Count the lines of the material below that contain the string "About" and reply with the number alone.

====== RECORDED INFORMATION ======

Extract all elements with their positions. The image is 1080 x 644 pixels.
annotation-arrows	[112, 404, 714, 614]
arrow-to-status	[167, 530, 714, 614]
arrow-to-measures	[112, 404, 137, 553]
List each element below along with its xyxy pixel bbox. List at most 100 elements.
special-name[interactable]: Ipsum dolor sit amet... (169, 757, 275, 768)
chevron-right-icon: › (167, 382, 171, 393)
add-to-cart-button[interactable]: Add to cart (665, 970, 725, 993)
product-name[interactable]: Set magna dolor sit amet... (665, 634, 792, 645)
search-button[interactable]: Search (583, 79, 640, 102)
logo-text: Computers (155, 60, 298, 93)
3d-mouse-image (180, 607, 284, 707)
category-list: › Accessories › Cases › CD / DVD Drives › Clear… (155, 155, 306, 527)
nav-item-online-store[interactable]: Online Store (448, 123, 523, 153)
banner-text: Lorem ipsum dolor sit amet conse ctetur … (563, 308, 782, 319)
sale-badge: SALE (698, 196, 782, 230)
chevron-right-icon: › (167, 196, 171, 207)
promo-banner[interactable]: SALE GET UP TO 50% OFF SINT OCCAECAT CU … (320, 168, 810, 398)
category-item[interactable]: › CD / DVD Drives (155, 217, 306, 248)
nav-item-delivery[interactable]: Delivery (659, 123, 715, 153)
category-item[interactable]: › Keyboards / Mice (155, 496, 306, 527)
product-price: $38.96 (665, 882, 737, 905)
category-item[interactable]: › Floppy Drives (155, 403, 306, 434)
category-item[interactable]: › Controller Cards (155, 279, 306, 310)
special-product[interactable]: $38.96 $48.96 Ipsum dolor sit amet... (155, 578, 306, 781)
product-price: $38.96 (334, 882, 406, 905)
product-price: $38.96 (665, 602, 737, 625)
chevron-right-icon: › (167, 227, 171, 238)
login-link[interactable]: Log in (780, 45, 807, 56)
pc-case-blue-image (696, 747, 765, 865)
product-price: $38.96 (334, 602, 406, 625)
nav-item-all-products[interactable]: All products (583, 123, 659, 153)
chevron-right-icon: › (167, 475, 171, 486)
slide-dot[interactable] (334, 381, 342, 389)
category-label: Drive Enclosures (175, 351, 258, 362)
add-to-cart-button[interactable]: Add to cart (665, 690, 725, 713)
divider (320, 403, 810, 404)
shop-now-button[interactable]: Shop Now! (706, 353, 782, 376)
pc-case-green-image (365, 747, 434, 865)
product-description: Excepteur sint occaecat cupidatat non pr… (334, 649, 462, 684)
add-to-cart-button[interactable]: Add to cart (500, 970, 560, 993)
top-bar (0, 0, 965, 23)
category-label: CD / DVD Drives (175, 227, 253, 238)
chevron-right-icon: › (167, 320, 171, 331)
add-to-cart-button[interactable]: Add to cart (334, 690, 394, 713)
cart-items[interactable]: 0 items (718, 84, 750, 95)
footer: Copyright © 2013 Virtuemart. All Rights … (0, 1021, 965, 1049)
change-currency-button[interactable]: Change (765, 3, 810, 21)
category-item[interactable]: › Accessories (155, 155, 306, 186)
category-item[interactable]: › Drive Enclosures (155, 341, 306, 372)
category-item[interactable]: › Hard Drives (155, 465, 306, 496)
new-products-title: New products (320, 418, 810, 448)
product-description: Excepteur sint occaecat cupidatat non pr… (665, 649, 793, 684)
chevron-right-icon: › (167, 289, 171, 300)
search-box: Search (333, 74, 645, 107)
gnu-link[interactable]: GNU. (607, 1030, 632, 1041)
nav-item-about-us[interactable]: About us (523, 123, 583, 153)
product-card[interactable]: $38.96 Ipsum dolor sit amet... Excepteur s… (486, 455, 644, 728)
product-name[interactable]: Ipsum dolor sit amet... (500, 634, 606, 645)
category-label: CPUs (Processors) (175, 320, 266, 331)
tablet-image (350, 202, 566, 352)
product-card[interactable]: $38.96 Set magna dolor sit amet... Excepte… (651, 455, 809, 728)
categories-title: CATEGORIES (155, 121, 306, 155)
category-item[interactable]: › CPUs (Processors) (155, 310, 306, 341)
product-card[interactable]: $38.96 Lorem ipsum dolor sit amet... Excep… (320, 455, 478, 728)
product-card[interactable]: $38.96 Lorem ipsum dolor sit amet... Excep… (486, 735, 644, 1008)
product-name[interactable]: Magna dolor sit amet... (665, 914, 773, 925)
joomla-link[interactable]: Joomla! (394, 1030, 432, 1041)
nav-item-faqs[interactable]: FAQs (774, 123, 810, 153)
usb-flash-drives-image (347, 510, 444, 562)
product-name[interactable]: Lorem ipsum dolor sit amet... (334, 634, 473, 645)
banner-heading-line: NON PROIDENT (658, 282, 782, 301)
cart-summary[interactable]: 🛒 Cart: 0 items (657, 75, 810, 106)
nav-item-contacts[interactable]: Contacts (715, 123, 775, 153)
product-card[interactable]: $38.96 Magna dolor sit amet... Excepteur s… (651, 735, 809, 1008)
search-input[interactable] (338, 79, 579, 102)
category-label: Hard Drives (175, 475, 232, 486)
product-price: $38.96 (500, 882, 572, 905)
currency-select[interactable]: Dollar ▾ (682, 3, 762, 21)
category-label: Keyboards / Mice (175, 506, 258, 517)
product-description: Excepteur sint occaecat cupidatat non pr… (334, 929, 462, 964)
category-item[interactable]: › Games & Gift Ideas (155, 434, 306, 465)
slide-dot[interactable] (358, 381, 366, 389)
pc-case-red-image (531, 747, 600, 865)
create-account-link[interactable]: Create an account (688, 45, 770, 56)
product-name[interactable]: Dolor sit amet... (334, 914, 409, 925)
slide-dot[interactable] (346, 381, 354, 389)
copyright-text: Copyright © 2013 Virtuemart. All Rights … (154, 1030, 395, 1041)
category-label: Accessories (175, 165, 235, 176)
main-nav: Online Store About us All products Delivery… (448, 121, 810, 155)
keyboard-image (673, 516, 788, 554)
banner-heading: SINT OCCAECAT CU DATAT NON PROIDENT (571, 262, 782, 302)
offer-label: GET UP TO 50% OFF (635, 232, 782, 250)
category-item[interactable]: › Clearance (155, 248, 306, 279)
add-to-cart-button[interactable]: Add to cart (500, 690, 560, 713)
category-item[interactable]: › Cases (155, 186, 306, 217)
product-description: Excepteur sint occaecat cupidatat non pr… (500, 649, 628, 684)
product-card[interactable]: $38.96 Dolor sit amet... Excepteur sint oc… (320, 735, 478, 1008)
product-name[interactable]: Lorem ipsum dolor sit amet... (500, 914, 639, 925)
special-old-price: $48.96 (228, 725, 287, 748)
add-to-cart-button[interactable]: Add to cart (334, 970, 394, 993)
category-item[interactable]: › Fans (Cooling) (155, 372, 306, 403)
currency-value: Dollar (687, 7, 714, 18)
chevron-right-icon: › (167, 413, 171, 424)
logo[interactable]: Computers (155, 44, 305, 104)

======

* THE REPLY: 2